Show all lines of the listing that hold the word "JSON".

>>>>>

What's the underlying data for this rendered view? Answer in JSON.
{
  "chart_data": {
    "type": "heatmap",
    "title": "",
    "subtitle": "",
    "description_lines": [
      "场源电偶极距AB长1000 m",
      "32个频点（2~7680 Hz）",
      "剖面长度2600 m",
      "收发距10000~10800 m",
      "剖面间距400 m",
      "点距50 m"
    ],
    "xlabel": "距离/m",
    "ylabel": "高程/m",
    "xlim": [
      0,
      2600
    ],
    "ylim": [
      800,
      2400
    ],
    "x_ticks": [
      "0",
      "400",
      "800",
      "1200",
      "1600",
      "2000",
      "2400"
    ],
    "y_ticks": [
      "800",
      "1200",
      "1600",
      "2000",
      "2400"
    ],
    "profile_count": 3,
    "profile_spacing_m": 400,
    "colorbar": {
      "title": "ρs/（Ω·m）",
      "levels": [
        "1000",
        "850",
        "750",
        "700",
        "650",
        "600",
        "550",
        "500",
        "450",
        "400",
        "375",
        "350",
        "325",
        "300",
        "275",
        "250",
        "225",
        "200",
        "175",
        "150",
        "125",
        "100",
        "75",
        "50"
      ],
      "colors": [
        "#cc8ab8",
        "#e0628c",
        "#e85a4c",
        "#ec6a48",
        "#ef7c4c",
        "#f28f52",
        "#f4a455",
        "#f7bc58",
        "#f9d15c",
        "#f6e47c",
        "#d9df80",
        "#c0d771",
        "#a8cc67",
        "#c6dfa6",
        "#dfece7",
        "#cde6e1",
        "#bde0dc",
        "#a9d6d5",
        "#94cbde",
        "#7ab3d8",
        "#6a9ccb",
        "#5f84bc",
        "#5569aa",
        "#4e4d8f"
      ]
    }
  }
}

<<<<<
>>>>>

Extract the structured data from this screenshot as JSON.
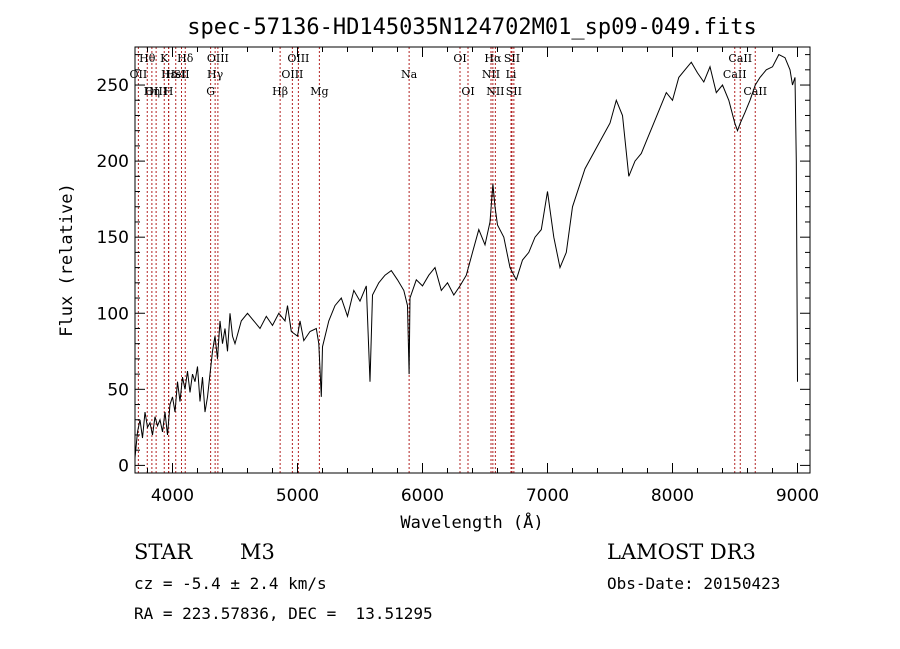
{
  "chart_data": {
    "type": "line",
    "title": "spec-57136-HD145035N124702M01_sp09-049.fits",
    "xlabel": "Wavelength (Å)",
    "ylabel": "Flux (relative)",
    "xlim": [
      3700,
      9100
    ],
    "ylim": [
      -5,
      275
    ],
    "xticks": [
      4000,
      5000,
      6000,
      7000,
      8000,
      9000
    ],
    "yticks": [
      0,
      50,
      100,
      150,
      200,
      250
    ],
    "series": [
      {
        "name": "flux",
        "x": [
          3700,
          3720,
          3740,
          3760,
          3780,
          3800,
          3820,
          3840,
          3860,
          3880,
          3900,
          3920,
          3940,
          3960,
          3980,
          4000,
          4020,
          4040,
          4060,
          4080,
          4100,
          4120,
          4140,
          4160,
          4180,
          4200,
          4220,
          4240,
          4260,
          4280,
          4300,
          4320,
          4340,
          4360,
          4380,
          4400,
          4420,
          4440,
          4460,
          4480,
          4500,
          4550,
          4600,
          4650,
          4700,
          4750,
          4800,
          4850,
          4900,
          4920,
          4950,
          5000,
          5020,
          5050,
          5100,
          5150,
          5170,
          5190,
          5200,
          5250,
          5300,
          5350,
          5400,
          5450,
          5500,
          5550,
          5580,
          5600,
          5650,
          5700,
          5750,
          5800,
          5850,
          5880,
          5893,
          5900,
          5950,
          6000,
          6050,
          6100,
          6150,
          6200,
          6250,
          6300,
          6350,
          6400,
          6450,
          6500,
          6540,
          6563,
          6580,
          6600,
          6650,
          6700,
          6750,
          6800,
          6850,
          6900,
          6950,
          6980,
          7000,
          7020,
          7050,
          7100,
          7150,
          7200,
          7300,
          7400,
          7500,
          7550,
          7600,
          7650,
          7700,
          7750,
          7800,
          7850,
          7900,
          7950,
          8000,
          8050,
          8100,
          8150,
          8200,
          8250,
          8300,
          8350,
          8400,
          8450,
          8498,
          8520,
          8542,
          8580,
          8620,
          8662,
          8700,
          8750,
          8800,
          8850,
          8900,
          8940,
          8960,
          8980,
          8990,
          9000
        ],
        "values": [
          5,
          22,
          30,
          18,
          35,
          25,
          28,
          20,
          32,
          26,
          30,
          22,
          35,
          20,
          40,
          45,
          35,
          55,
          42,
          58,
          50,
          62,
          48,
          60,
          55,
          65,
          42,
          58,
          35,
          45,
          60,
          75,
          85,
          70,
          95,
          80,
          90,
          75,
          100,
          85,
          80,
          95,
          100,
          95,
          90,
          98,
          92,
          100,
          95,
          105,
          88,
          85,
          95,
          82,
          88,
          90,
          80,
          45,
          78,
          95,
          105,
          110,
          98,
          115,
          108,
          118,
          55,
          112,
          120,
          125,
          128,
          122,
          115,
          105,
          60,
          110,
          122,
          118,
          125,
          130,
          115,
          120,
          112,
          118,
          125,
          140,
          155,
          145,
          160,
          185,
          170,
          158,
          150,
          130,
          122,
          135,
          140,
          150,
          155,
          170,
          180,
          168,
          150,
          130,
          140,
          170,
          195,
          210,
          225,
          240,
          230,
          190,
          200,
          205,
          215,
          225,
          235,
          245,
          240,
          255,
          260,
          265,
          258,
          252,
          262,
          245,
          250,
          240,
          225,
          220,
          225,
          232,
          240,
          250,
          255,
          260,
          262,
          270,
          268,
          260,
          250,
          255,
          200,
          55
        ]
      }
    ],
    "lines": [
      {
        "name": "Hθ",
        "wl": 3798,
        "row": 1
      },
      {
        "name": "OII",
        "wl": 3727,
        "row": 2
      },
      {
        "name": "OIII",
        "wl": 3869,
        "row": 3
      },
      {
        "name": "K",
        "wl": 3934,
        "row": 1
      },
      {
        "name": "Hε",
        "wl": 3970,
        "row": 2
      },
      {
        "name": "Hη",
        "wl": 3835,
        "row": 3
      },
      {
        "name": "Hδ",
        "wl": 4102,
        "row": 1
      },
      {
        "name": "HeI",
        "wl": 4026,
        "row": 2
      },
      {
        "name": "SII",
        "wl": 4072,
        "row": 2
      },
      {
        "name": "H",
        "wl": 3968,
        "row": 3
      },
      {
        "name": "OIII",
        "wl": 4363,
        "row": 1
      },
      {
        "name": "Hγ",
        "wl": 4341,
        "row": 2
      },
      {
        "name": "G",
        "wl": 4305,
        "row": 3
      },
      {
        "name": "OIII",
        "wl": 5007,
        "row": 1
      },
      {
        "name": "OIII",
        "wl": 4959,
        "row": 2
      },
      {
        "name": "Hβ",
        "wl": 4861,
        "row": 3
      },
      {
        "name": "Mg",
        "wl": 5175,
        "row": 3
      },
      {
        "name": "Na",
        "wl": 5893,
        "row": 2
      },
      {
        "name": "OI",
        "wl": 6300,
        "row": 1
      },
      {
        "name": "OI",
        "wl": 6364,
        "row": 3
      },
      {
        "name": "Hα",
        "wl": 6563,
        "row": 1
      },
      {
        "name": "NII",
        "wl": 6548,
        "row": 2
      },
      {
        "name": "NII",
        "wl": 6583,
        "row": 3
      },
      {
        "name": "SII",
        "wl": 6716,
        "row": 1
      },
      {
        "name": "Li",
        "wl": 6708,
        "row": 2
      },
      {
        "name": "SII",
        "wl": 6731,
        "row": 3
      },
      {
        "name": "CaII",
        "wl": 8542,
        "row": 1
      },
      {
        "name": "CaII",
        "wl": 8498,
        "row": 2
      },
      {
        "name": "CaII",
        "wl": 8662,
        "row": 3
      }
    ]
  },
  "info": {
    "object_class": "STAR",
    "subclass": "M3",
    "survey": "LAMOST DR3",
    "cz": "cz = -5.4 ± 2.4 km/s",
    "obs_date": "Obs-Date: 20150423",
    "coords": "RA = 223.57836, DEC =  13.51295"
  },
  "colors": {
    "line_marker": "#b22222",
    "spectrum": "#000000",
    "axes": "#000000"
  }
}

<<<<<
>>>>>

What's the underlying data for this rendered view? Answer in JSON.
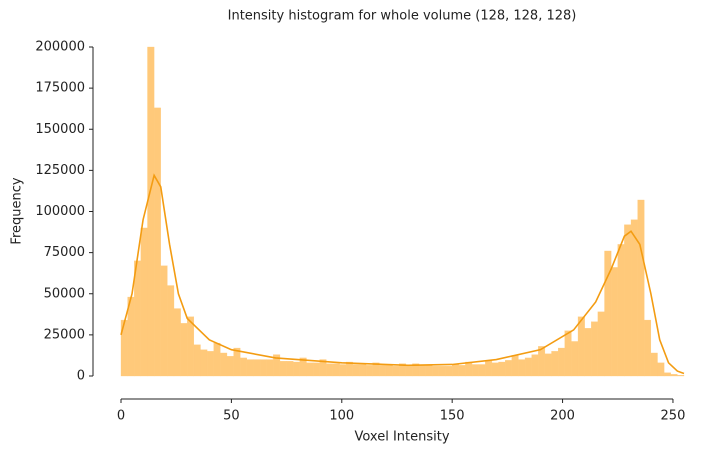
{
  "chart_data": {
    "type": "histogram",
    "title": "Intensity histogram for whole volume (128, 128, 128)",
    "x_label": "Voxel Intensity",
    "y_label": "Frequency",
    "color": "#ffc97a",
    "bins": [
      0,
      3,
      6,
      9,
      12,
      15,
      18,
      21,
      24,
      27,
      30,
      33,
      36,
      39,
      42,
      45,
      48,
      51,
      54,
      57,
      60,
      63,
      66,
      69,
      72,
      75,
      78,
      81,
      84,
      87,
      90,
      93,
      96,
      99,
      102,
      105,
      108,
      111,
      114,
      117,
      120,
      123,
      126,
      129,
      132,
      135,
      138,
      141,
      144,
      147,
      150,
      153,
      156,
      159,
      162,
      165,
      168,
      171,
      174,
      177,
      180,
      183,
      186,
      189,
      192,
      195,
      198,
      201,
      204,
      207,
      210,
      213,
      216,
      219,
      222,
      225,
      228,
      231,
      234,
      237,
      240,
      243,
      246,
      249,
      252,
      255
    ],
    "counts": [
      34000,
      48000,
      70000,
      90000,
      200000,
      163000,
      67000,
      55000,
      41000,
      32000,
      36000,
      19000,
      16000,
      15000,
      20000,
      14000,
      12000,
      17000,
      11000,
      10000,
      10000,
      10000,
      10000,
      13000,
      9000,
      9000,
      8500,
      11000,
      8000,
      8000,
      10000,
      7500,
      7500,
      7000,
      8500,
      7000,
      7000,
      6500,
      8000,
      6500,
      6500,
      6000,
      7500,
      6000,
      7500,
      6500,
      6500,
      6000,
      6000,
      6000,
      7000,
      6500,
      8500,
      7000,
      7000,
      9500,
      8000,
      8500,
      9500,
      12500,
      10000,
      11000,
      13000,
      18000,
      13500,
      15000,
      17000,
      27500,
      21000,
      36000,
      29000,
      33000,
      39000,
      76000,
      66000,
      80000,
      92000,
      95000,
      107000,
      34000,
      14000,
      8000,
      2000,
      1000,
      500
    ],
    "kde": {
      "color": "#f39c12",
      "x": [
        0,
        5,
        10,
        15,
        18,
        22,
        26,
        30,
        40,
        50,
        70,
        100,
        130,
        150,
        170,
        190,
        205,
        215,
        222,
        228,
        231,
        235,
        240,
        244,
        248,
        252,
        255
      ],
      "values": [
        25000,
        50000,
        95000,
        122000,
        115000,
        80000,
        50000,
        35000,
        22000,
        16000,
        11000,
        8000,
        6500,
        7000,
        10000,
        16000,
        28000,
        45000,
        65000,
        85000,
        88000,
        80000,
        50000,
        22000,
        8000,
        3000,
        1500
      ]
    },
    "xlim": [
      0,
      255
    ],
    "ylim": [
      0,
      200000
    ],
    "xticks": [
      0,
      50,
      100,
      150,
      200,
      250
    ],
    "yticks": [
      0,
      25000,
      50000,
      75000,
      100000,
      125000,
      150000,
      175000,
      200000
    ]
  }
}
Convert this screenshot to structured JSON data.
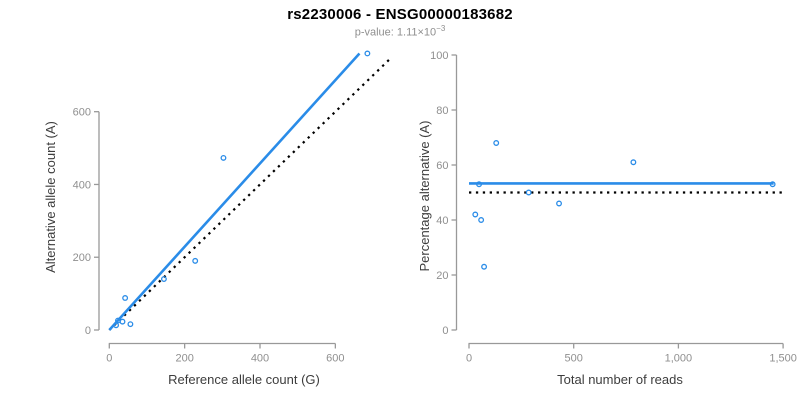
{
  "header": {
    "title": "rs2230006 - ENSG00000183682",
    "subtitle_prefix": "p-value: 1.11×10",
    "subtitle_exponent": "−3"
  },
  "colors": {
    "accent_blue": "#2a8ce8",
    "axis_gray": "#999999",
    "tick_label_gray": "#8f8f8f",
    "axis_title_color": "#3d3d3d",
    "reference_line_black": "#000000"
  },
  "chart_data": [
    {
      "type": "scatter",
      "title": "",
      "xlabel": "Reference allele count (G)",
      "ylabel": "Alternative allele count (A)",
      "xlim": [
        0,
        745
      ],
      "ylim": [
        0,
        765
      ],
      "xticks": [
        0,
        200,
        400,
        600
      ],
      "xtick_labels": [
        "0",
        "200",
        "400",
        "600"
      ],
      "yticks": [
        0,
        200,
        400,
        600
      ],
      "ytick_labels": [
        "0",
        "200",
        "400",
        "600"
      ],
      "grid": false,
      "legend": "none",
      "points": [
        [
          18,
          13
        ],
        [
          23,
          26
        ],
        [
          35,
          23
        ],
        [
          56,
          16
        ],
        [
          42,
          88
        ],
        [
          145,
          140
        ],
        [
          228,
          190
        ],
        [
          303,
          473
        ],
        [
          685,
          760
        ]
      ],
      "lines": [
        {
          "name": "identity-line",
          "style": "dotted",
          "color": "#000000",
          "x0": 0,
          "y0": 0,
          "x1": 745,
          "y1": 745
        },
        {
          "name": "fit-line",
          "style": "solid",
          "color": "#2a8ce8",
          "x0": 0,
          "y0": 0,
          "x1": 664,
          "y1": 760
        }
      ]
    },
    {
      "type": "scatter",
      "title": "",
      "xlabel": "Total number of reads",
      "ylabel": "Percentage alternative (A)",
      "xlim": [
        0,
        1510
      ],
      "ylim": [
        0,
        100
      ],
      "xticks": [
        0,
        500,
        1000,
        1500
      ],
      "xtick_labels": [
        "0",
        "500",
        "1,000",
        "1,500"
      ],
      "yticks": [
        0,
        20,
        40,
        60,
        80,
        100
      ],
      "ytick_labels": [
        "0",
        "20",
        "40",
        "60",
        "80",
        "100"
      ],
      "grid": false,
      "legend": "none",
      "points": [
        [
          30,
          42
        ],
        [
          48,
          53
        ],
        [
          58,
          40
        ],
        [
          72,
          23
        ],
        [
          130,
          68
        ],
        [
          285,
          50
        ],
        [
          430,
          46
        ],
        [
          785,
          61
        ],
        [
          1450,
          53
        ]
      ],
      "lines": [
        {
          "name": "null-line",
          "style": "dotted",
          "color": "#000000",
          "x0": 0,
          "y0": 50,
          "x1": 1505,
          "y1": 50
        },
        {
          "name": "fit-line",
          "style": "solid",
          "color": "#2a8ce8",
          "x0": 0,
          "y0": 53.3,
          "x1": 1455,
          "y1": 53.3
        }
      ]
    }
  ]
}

<<<<<

• Completed task:
What's the underlying data for this rendered view? Answer in JSON.
Extract the structured data from this screenshot as JSON.
What's the underlying data for this rendered view? Answer in JSON.
Convert this screenshot to structured JSON data.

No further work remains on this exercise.